▶ **Instruction a**:
In the listing, give the lines from the line with "y-tick-label: 5% (26, 164, 42, 176)" to the line with "y-tick-label: 10% (20, 143, 42, 155)" again, changing "tick-mark" to "axis-tick" and leaving everything else as it is.

▶ **Text**:
Recruiting Quality Talent and Top Performers

Years ago my sales manager told me how difficult it was to find quality recruits with staying power. He said he wished that he had a crystal ball for hiring because it seemed that no matter how good he thought he was at making a quality call, he only hit it one out of five times. This is a reflection of what is known as the pareto principle or the 80/20 rule. Without some sort of tool or proven system in place, recruiting is at best an educated guess!

There are six key areas in which an ideal candidate should have strengths and balance. They are problem solving abilities, drive (influence), emotional resilience, self-c0ntrol, interpersonal style and practicality. A balance in these six key areas will provide you with an individual who is more likely to be a quality, long-term asset to the organization.

It is highly unlikely that you will ever build a great company on your own. In order for an organization to become a financial asset and outlive the founder, it takes a team of people who are all contributing to the cause. In the 1960's the rich oil tycoon J.P. Getty said, "I'd rather have 1% of 100 mens efforts than 100% of my own."

▶ **Extracted material**:

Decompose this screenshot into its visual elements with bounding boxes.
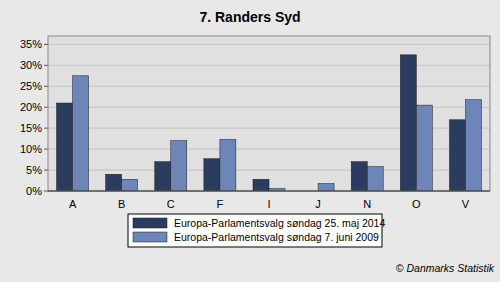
y-tick-label: 5% (26, 164, 42, 176)
tick-mark (44, 86, 48, 87)
source: © Danmarks Statistik (396, 262, 495, 274)
bars (57, 55, 482, 191)
y-tick-label: 25% (20, 80, 42, 92)
x-tick-label: I (267, 198, 270, 210)
bar (220, 139, 236, 191)
bar (400, 55, 416, 191)
tick-mark (44, 149, 48, 150)
bar (57, 103, 73, 191)
tick-mark (44, 170, 48, 171)
tick-mark (44, 107, 48, 108)
grid-line (48, 44, 490, 45)
x-axis (48, 191, 490, 192)
bar (351, 162, 367, 191)
x-tick-label: F (217, 198, 224, 210)
bar (106, 174, 122, 191)
title: 7. Randers Syd (199, 9, 300, 25)
bar (465, 100, 481, 191)
tick-mark (44, 191, 48, 192)
tick-mark (44, 65, 48, 66)
tick-mark (44, 128, 48, 129)
y-tick-label: 0% (26, 185, 42, 197)
bar (171, 141, 187, 191)
legend-label: Europa-Parlamentsvalg søndag 25. maj 201… (174, 217, 385, 229)
bar (367, 167, 383, 191)
bar (204, 159, 220, 191)
x-tick-label: C (167, 198, 175, 210)
y-tick-label: 20% (20, 101, 42, 113)
bar (318, 183, 334, 191)
plot-frame (48, 36, 490, 191)
x-tick-label: N (363, 198, 371, 210)
y-tick-label: 30% (20, 59, 42, 71)
grid-line (48, 191, 490, 192)
y-tick-label: 10% (20, 143, 42, 155)
y-tick-label: 35% (20, 38, 42, 50)
bar (155, 162, 171, 191)
grid-line (48, 65, 490, 66)
plot-area (48, 36, 490, 191)
x-tick-label: V (462, 198, 470, 210)
bar (416, 105, 432, 191)
legend-swatch (133, 232, 167, 242)
legend-label: Europa-Parlamentsvalg søndag 7. juni 200… (174, 231, 379, 243)
x-tick-label: B (118, 198, 125, 210)
legend-swatch (133, 218, 167, 228)
x-tick-label: A (69, 198, 77, 210)
bar (122, 179, 138, 191)
x-tick-label: J (315, 198, 321, 210)
grid-line (48, 86, 490, 87)
bar (73, 76, 89, 191)
bar (449, 120, 465, 191)
bar (253, 179, 269, 191)
x-tick-label: O (412, 198, 421, 210)
y-tick-label: 15% (20, 122, 42, 134)
tick-mark (44, 44, 48, 45)
chart: 7. Randers Syd 0% 5% 10% 15% 20% 25% 30% 35% A B C F… (0, 0, 500, 282)
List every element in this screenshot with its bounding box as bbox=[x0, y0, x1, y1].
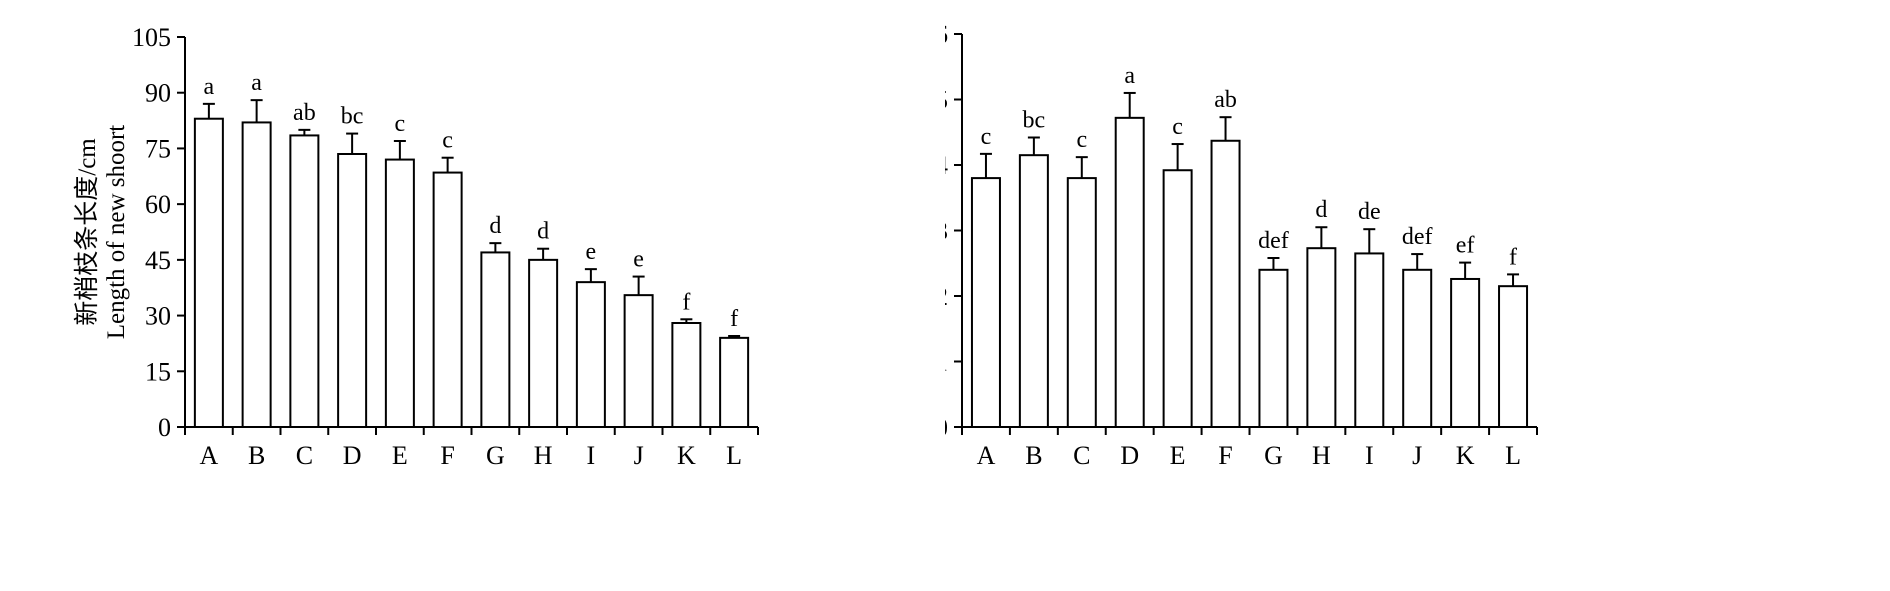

▶ **Instruction b**:
Explain why, according to the text on recruiting, a great company is unlikely to be built by one person alone.

▶ **Answer a**:
y-tick-label: 5% (26, 164, 42, 176)
axis-tick (44, 86, 48, 87)
source: © Danmarks Statistik (396, 262, 495, 274)
bars (57, 55, 482, 191)
y-tick-label: 25% (20, 80, 42, 92)
x-tick-label: I (267, 198, 270, 210)
bar (220, 139, 236, 191)
bar (400, 55, 416, 191)
axis-tick (44, 149, 48, 150)
bar (57, 103, 73, 191)
axis-tick (44, 170, 48, 171)
axis-tick (44, 107, 48, 108)
grid-line (48, 44, 490, 45)
x-axis (48, 191, 490, 192)
bar (351, 162, 367, 191)
x-tick-label: F (217, 198, 224, 210)
bar (106, 174, 122, 191)
title: 7. Randers Syd (199, 9, 300, 25)
bar (465, 100, 481, 191)
axis-tick (44, 191, 48, 192)
axis-tick (44, 65, 48, 66)
axis-tick (44, 128, 48, 129)
y-tick-label: 0% (26, 185, 42, 197)
bar (171, 141, 187, 191)
legend-label: Europa-Parlamentsvalg søndag 25. maj 201… (174, 217, 385, 229)
bar (367, 167, 383, 191)
bar (204, 159, 220, 191)
x-tick-label: C (167, 198, 175, 210)
y-tick-label: 20% (20, 101, 42, 113)
bar (318, 183, 334, 191)
plot-frame (48, 36, 490, 191)
x-tick-label: N (363, 198, 371, 210)
y-tick-label: 30% (20, 59, 42, 71)
grid-line (48, 191, 490, 192)
y-tick-label: 10% (20, 143, 42, 155)

▶ **Answer b**:
For an organization to become a financial asset and outlive its founder, it takes a team of people who are all contributing to the cause.